_Task description_: Repeat the following lines character for character, starting with the line that contains "row-divider (323, 142, 556, 143)" and going on through the line that contains "range-button-monthly[interactable]: 月間 (244, 34, 298, 54)".
__________
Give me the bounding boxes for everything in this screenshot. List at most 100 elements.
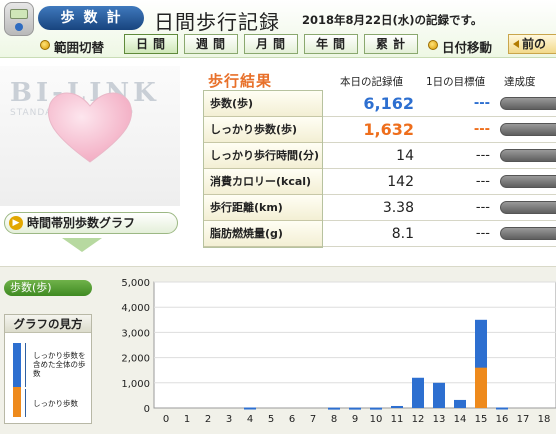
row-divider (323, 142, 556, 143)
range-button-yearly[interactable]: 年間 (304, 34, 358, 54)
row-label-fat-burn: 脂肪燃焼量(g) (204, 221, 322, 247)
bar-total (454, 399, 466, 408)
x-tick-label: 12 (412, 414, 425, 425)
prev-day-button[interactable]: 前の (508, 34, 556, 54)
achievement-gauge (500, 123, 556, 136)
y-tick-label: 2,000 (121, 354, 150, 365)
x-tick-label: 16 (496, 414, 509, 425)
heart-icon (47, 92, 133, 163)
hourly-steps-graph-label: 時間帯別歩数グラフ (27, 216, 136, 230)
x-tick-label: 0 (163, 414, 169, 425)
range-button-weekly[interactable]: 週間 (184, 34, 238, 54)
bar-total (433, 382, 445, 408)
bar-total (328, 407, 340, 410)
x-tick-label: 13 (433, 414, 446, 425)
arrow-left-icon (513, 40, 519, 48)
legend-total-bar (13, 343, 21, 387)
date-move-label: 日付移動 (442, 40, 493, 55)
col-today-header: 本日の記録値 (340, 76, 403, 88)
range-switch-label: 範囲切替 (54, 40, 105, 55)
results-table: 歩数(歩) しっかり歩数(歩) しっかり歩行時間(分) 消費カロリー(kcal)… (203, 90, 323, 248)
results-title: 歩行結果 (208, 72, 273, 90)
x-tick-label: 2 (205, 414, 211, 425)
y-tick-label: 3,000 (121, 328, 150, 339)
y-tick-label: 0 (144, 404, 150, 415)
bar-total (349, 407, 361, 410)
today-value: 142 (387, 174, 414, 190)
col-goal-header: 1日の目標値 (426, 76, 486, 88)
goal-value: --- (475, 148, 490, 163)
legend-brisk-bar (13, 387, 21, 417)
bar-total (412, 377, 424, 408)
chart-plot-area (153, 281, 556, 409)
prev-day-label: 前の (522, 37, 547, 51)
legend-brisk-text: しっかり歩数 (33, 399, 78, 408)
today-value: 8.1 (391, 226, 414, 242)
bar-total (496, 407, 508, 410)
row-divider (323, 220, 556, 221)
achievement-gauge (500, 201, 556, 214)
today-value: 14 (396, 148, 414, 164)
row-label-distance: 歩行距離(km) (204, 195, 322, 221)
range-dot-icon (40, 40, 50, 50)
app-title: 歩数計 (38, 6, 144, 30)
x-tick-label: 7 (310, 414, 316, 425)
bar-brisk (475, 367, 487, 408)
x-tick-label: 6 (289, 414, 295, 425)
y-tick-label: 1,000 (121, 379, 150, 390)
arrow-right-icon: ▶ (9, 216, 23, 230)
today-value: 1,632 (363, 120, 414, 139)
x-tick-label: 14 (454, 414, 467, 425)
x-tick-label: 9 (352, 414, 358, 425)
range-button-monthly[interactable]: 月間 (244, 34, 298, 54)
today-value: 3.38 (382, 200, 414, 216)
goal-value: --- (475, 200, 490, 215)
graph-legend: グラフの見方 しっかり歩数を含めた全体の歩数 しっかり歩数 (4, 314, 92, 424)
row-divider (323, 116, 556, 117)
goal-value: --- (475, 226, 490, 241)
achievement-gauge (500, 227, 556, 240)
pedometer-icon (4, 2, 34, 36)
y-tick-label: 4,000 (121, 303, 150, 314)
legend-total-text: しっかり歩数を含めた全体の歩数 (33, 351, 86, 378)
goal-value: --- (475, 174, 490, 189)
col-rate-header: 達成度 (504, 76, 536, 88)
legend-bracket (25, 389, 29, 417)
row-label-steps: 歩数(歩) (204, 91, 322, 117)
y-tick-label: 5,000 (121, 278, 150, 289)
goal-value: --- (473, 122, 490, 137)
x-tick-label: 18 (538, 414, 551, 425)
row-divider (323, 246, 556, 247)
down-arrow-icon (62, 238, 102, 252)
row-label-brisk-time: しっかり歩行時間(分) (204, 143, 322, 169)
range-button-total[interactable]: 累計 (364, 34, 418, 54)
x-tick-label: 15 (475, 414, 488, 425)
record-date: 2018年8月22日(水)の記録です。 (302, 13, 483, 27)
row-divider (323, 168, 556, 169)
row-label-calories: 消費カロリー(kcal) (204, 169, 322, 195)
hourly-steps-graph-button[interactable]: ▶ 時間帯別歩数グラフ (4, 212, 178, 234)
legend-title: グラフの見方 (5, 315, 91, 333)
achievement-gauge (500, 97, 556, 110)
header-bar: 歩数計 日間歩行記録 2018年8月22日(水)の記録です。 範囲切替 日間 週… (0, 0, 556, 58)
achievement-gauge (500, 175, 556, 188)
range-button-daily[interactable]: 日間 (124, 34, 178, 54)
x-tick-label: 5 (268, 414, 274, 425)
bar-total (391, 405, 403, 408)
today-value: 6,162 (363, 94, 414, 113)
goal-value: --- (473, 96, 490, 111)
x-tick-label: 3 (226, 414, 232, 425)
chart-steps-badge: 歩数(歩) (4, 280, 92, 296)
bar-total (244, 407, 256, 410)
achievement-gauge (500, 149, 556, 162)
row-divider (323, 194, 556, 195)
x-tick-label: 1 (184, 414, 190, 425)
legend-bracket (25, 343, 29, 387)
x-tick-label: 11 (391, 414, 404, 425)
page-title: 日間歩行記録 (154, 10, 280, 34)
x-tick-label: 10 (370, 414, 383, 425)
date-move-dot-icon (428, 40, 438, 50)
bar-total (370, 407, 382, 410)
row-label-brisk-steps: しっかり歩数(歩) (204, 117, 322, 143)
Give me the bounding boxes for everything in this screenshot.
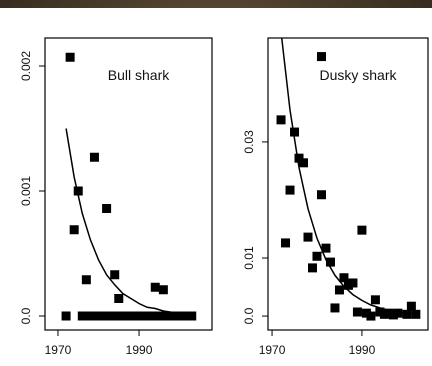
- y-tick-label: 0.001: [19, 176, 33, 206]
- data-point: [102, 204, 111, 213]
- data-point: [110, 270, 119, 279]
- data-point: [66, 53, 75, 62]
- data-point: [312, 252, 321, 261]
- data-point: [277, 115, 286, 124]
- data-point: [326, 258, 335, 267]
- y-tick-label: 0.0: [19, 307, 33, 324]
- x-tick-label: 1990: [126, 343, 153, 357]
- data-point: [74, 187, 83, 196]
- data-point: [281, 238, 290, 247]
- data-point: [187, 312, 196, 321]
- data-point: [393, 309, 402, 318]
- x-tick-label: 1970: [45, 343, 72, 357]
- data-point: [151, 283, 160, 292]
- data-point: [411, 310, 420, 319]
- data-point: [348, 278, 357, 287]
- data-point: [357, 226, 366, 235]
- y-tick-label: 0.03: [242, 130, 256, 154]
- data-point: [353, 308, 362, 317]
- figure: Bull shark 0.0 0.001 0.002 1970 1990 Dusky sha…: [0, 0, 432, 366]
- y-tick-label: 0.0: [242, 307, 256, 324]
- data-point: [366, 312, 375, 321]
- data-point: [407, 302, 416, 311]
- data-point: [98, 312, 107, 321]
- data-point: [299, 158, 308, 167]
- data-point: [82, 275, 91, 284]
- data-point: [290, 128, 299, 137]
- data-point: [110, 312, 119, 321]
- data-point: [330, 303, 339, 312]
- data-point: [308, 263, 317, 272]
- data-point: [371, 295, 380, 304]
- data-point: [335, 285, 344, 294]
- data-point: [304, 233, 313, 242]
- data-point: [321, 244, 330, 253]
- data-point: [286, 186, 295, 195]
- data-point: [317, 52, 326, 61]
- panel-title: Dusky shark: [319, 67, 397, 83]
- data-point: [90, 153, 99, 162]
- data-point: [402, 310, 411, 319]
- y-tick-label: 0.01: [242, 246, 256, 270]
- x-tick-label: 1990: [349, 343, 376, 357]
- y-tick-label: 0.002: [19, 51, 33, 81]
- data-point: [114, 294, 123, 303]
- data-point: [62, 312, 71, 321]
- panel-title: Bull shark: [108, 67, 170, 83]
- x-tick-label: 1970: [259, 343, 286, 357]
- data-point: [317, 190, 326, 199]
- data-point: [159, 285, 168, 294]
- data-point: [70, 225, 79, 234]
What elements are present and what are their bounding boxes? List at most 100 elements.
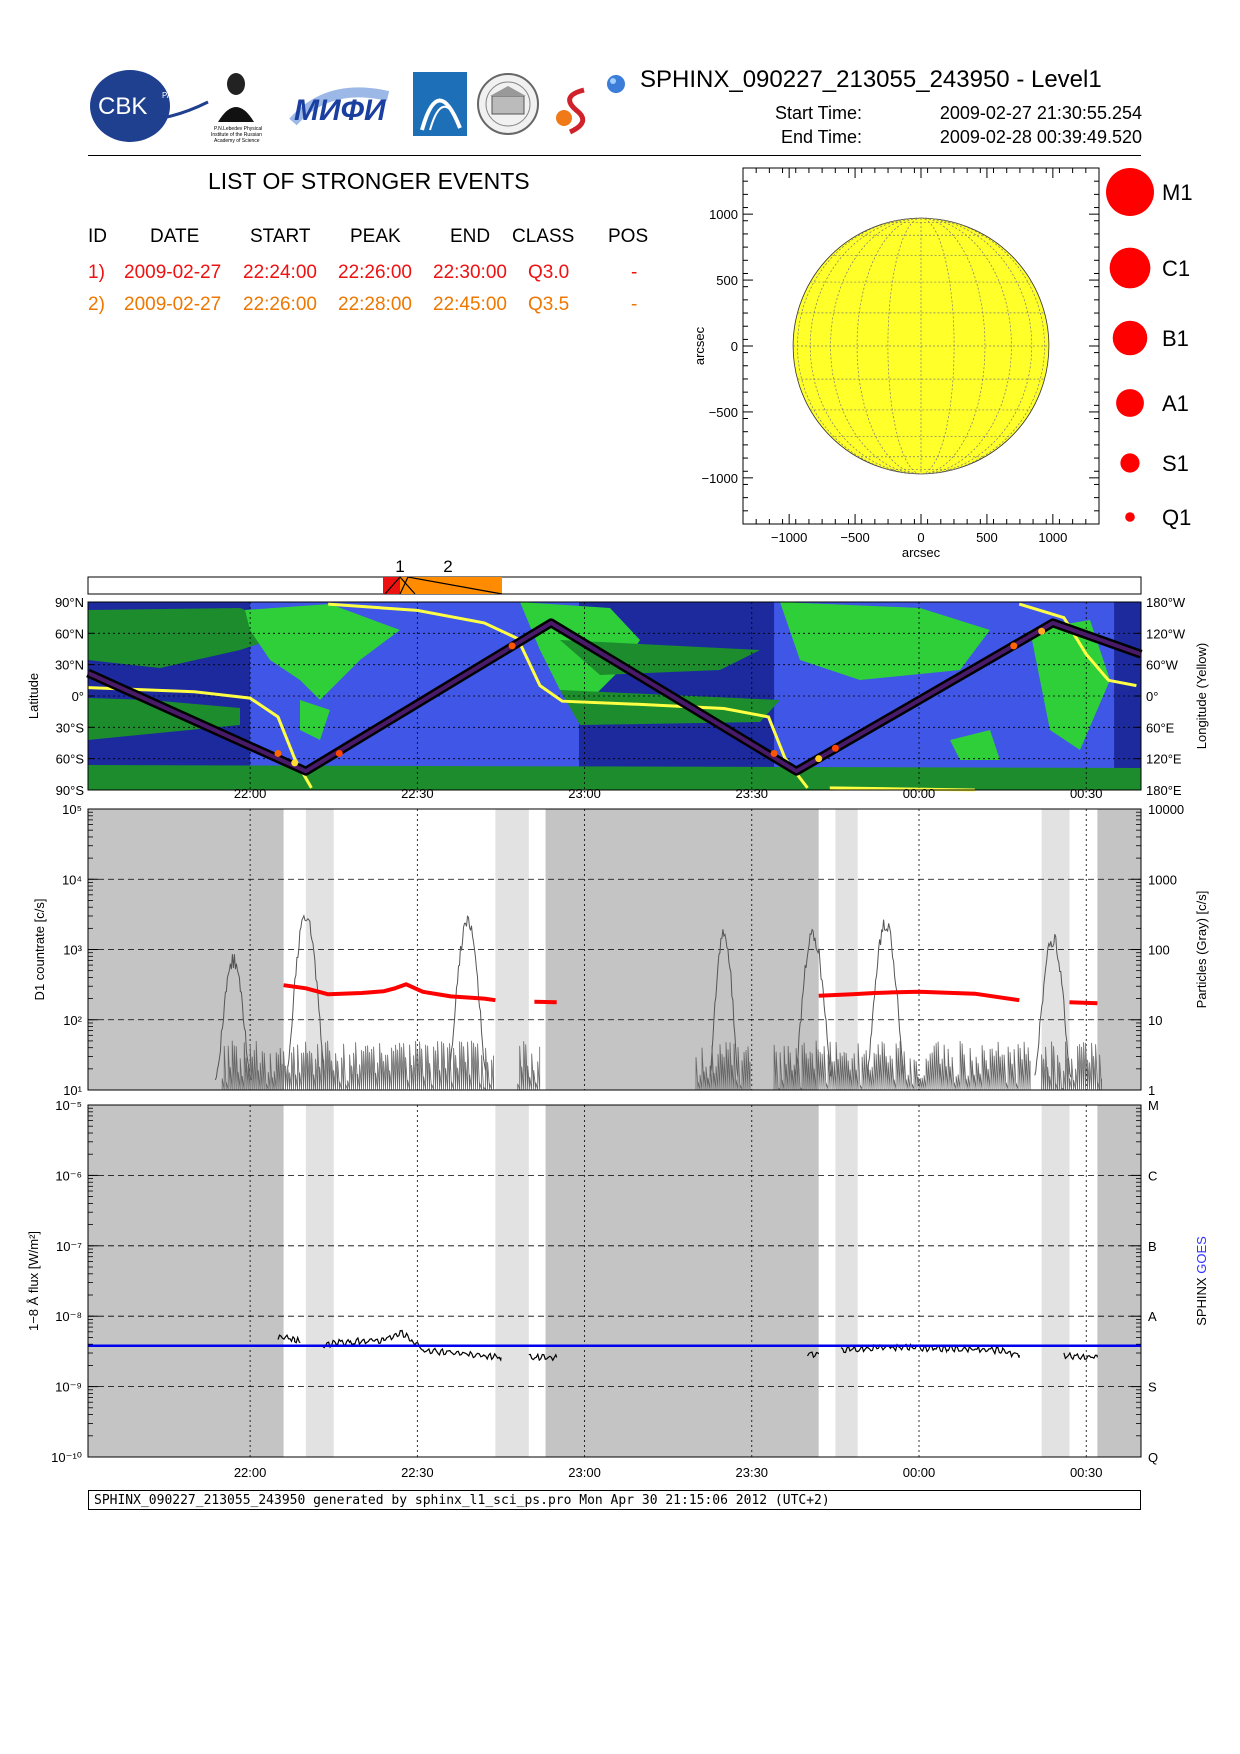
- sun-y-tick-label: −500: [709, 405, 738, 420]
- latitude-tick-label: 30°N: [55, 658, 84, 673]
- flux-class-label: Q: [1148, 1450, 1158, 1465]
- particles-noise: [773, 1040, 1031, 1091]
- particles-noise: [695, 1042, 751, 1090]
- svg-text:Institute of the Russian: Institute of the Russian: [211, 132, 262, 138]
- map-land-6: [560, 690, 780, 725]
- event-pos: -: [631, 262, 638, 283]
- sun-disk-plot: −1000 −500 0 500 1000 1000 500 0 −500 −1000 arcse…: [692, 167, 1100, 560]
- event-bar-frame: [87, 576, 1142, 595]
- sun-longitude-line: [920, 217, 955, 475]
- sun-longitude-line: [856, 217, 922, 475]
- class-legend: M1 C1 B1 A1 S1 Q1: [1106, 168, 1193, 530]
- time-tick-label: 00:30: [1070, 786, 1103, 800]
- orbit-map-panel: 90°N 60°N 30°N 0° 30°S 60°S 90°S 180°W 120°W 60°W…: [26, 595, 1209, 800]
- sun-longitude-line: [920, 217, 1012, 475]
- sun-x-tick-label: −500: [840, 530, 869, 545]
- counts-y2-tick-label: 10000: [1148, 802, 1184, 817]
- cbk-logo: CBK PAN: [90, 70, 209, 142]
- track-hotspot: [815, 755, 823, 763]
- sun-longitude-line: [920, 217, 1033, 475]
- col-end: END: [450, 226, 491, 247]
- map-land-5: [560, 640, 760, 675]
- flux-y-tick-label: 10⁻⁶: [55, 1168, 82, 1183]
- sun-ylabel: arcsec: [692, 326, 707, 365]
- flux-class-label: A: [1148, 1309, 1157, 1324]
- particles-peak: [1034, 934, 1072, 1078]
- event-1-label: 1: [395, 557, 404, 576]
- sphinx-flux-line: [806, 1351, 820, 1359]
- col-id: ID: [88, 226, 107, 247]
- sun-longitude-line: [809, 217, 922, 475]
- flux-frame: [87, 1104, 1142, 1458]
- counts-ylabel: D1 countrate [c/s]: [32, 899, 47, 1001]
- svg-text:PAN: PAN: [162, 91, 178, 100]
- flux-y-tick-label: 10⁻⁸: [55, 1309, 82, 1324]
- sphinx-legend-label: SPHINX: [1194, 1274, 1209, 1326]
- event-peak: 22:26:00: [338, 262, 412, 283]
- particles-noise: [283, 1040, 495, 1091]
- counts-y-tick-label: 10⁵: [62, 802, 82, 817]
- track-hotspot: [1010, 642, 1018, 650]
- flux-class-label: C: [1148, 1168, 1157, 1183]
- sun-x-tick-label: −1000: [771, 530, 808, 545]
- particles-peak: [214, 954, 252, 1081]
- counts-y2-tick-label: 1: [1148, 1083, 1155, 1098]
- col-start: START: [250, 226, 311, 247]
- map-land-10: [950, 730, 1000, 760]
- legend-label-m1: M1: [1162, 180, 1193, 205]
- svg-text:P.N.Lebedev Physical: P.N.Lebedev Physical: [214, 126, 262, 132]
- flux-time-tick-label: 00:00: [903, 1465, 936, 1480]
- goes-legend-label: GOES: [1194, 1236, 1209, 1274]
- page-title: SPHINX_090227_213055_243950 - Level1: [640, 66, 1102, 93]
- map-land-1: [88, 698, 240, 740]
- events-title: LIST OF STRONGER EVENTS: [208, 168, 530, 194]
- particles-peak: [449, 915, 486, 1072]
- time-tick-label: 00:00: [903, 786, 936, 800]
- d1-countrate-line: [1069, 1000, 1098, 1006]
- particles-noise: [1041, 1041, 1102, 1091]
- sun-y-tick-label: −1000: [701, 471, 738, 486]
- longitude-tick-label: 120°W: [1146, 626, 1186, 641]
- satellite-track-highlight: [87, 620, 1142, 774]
__________
_Final result_:
row-divider (323, 142, 556, 143)
range-button-yearly[interactable]: 年間 (304, 34, 358, 54)
row-label-fat-burn: 脂肪燃焼量(g) (204, 221, 322, 247)
bar-total (454, 399, 466, 408)
x-tick-label: 12 (412, 414, 425, 425)
prev-day-button[interactable]: 前の (508, 34, 556, 54)
achievement-gauge (500, 123, 556, 136)
y-tick-label: 2,000 (121, 354, 150, 365)
x-tick-label: 16 (496, 414, 509, 425)
heart-icon (47, 92, 133, 163)
hourly-steps-graph-label: 時間帯別歩数グラフ (27, 216, 136, 230)
x-tick-label: 0 (163, 414, 169, 425)
range-button-weekly[interactable]: 週間 (184, 34, 238, 54)
bar-total (433, 382, 445, 408)
bar-total (328, 407, 340, 410)
x-tick-label: 13 (433, 414, 446, 425)
arrow-left-icon (513, 40, 519, 48)
legend-total-bar (13, 343, 21, 387)
date-move-label: 日付移動 (442, 40, 493, 55)
col-today-header: 本日の記録値 (340, 76, 403, 88)
range-switch-label: 範囲切替 (54, 40, 105, 55)
results-table: 歩数(歩) しっかり歩数(歩) しっかり歩行時間(分) 消費カロリー(kcal)… (203, 90, 323, 248)
results-title: 歩行結果 (208, 72, 273, 90)
x-tick-label: 2 (205, 414, 211, 425)
y-tick-label: 3,000 (121, 328, 150, 339)
y-tick-label: 0 (144, 404, 150, 415)
bar-total (349, 407, 361, 410)
today-value: 142 (387, 174, 414, 190)
col-goal-header: 1日の目標値 (426, 76, 486, 88)
goal-value: --- (475, 148, 490, 163)
legend-brisk-bar (13, 387, 21, 417)
bar-total (412, 377, 424, 408)
chart-plot-area (153, 281, 556, 409)
prev-day-label: 前の (522, 37, 547, 51)
legend-brisk-text: しっかり歩数 (33, 399, 78, 408)
today-value: 8.1 (391, 226, 414, 242)
bar-total (496, 407, 508, 410)
row-divider (323, 220, 556, 221)
achievement-gauge (500, 201, 556, 214)
today-value: 14 (396, 148, 414, 164)
row-label-distance: 歩行距離(km) (204, 195, 322, 221)
range-dot-icon (40, 40, 50, 50)
app-title: 歩数計 (38, 6, 144, 30)
x-tick-label: 7 (310, 414, 316, 425)
bar-brisk (475, 367, 487, 408)
x-tick-label: 6 (289, 414, 295, 425)
y-tick-label: 1,000 (121, 379, 150, 390)
arrow-right-icon: ▶ (9, 216, 23, 230)
today-value: 1,632 (363, 120, 414, 139)
x-tick-label: 14 (454, 414, 467, 425)
x-tick-label: 9 (352, 414, 358, 425)
range-button-monthly[interactable]: 月間 (244, 34, 298, 54)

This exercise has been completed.